WRITTEN EXERCISE =>
Set out every line bearing the string "Category".

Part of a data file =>
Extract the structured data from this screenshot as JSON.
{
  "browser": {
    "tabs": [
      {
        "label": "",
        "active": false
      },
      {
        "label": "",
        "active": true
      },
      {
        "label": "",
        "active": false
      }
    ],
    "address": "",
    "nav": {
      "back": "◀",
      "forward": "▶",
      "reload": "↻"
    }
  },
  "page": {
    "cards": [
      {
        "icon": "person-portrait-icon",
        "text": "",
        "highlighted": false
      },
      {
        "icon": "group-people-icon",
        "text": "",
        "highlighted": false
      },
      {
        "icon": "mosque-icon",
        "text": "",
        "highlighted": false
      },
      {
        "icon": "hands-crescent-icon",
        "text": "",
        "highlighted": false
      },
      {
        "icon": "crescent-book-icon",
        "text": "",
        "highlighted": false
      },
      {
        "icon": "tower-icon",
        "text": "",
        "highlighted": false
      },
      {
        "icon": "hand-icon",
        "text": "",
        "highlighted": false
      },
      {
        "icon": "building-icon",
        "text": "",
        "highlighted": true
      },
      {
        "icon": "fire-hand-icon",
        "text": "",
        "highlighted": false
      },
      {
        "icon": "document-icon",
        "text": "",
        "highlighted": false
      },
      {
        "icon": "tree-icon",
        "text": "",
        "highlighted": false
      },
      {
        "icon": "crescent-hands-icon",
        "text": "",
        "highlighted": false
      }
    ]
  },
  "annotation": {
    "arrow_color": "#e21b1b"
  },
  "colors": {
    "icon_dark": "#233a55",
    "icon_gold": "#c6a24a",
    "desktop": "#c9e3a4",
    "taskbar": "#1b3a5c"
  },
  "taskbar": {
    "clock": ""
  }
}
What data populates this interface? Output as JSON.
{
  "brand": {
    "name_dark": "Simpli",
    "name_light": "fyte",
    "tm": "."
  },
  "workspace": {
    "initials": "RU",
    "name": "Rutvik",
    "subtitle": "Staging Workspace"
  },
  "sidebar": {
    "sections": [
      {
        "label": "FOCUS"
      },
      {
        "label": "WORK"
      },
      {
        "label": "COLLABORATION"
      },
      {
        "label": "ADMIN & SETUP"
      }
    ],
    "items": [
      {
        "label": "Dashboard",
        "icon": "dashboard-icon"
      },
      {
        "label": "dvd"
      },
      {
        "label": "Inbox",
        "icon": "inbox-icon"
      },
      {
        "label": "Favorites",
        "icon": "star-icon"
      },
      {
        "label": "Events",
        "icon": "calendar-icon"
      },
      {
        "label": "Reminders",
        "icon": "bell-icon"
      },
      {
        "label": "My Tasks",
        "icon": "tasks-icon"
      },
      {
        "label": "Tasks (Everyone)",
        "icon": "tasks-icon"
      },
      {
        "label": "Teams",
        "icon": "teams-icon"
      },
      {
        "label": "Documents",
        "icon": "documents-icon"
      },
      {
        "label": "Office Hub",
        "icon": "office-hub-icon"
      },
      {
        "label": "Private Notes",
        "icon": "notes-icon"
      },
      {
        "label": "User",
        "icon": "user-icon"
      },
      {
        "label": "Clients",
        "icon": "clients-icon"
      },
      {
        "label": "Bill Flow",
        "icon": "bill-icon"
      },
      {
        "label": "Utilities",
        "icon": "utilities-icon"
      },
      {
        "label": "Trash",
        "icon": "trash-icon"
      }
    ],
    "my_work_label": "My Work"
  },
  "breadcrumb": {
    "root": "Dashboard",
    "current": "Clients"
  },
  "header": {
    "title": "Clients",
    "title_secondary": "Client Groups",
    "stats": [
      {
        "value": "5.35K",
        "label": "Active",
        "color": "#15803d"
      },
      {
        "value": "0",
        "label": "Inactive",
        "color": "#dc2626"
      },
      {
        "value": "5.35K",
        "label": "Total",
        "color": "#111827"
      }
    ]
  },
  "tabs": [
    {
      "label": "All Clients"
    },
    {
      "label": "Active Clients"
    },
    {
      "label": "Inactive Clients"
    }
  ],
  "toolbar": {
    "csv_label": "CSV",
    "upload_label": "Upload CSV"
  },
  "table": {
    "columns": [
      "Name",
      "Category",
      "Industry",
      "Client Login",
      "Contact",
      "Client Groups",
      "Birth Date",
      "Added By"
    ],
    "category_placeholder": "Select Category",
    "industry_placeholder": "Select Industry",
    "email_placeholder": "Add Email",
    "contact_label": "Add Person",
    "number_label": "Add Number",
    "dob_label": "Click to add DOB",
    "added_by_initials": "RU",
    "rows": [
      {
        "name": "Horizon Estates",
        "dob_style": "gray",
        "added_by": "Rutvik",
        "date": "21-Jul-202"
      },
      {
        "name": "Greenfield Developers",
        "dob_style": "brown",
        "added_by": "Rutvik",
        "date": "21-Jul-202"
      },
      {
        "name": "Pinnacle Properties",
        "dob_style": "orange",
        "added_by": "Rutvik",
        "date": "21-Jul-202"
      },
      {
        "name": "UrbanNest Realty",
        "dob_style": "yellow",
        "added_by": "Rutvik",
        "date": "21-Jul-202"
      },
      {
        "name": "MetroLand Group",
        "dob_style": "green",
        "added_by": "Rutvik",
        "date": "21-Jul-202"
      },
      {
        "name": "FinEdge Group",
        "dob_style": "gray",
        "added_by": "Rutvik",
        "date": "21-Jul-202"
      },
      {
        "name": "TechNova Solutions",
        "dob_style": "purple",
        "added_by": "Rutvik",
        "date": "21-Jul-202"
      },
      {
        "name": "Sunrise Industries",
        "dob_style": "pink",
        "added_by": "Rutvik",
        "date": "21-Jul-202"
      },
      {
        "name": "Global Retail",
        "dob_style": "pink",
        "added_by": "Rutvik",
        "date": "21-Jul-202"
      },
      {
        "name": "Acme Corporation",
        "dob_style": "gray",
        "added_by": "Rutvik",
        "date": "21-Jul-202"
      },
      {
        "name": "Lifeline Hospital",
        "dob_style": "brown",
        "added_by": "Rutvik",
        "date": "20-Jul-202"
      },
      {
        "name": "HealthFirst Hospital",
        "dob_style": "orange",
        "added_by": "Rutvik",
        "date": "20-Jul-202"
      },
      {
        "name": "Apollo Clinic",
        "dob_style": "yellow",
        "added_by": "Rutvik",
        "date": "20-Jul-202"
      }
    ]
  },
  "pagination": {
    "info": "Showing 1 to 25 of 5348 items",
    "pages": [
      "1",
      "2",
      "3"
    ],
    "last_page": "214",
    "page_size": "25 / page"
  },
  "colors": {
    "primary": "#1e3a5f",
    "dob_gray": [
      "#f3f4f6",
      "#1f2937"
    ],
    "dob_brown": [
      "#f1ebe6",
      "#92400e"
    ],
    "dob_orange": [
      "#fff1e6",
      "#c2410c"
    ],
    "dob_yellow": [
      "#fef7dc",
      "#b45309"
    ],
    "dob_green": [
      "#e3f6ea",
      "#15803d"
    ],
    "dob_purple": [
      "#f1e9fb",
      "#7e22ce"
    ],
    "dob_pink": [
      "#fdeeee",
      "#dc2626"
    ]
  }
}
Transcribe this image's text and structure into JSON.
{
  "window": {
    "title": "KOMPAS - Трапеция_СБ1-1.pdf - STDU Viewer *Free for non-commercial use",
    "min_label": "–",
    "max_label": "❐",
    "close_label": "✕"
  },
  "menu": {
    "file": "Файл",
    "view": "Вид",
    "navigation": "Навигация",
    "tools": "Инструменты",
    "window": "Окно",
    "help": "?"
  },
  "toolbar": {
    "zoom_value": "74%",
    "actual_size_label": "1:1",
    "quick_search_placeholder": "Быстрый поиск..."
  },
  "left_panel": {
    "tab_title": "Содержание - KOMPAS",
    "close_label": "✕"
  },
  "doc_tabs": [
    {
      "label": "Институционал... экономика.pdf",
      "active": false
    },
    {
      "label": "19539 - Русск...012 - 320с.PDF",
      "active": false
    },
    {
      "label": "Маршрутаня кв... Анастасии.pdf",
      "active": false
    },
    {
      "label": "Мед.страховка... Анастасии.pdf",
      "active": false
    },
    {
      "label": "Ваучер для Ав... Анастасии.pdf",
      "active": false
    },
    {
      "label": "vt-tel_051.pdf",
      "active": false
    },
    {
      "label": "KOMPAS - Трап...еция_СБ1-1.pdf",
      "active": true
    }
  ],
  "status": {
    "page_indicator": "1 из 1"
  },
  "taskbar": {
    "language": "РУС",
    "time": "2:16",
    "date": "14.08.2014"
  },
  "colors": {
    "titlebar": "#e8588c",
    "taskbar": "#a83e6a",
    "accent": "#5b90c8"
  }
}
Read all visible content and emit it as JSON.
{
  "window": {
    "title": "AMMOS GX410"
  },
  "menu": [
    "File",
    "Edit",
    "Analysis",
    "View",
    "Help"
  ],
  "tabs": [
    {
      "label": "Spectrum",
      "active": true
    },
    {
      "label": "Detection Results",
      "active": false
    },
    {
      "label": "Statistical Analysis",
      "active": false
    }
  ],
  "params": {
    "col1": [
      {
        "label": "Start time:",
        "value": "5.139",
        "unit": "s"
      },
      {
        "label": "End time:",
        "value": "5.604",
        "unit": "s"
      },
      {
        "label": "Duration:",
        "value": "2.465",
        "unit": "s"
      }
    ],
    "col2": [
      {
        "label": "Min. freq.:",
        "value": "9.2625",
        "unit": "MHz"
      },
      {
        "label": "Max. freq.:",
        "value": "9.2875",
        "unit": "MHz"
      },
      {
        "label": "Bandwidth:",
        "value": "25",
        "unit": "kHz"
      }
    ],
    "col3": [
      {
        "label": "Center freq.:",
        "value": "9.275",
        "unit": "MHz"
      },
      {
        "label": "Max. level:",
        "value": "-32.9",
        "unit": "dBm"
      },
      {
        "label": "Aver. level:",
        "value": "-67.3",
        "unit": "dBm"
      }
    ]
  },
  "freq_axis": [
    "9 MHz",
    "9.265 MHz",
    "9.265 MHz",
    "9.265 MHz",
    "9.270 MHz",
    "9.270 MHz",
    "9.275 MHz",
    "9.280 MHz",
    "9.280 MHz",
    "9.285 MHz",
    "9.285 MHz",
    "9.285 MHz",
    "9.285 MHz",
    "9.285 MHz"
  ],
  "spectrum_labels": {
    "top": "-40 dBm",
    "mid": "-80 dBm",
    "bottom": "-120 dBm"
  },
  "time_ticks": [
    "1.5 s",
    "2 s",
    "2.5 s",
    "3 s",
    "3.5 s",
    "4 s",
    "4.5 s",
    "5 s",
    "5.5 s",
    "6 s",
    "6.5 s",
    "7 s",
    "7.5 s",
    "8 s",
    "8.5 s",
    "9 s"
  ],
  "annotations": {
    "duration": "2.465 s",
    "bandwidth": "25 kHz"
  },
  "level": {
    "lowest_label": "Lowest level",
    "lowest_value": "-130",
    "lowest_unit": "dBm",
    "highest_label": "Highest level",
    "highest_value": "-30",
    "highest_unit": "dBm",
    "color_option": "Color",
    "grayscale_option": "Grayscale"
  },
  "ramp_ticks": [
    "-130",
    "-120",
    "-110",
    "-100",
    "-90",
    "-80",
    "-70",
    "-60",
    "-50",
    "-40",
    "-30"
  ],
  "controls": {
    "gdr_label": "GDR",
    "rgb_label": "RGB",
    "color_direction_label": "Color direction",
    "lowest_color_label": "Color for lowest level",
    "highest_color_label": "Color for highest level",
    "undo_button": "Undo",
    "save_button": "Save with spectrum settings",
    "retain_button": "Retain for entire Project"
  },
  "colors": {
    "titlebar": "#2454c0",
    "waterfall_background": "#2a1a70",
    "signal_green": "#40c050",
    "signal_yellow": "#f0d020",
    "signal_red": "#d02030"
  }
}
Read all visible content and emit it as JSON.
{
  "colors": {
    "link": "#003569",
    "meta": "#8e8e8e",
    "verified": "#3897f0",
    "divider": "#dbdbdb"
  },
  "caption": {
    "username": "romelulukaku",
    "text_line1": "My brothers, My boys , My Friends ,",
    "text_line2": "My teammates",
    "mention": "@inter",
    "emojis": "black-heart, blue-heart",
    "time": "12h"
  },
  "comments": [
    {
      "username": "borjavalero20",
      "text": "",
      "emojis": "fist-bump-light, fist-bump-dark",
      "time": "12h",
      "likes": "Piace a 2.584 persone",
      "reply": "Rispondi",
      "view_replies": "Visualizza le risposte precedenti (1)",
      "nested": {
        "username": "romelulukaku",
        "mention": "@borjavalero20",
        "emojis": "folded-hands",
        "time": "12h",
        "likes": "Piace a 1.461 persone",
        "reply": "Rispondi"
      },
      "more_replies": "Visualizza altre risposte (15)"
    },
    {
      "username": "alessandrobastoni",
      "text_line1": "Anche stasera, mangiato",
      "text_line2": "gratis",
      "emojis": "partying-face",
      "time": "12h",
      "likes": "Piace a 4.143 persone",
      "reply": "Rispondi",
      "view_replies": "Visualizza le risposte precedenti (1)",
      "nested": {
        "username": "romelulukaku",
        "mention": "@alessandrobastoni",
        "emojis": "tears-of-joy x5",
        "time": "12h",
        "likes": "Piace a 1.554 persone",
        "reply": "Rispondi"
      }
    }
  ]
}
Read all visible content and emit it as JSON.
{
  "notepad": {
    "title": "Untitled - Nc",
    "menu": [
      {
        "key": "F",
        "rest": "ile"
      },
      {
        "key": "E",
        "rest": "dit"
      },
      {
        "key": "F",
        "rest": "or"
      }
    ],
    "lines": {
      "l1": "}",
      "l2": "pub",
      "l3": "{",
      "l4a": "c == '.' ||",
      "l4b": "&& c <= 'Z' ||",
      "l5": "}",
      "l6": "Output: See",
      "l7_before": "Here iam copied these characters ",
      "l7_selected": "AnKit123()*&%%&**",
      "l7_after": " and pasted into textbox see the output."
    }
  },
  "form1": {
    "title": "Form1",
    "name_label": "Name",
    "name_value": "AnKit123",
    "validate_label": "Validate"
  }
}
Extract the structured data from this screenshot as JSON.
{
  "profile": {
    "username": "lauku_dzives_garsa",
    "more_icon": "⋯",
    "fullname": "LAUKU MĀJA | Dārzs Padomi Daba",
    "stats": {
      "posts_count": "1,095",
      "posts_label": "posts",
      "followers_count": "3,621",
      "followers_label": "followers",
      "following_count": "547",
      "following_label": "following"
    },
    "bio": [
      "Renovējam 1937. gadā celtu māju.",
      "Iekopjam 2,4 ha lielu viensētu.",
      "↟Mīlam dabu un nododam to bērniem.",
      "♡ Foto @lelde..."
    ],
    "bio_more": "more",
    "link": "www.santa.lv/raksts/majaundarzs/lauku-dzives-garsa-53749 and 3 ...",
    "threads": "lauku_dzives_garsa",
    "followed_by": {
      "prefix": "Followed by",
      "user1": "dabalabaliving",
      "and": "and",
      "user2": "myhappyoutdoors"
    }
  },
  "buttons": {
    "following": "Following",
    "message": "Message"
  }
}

OUTPUT FOR THIS TASK =>
      "Category",
    "category_placeholder": "Select Category",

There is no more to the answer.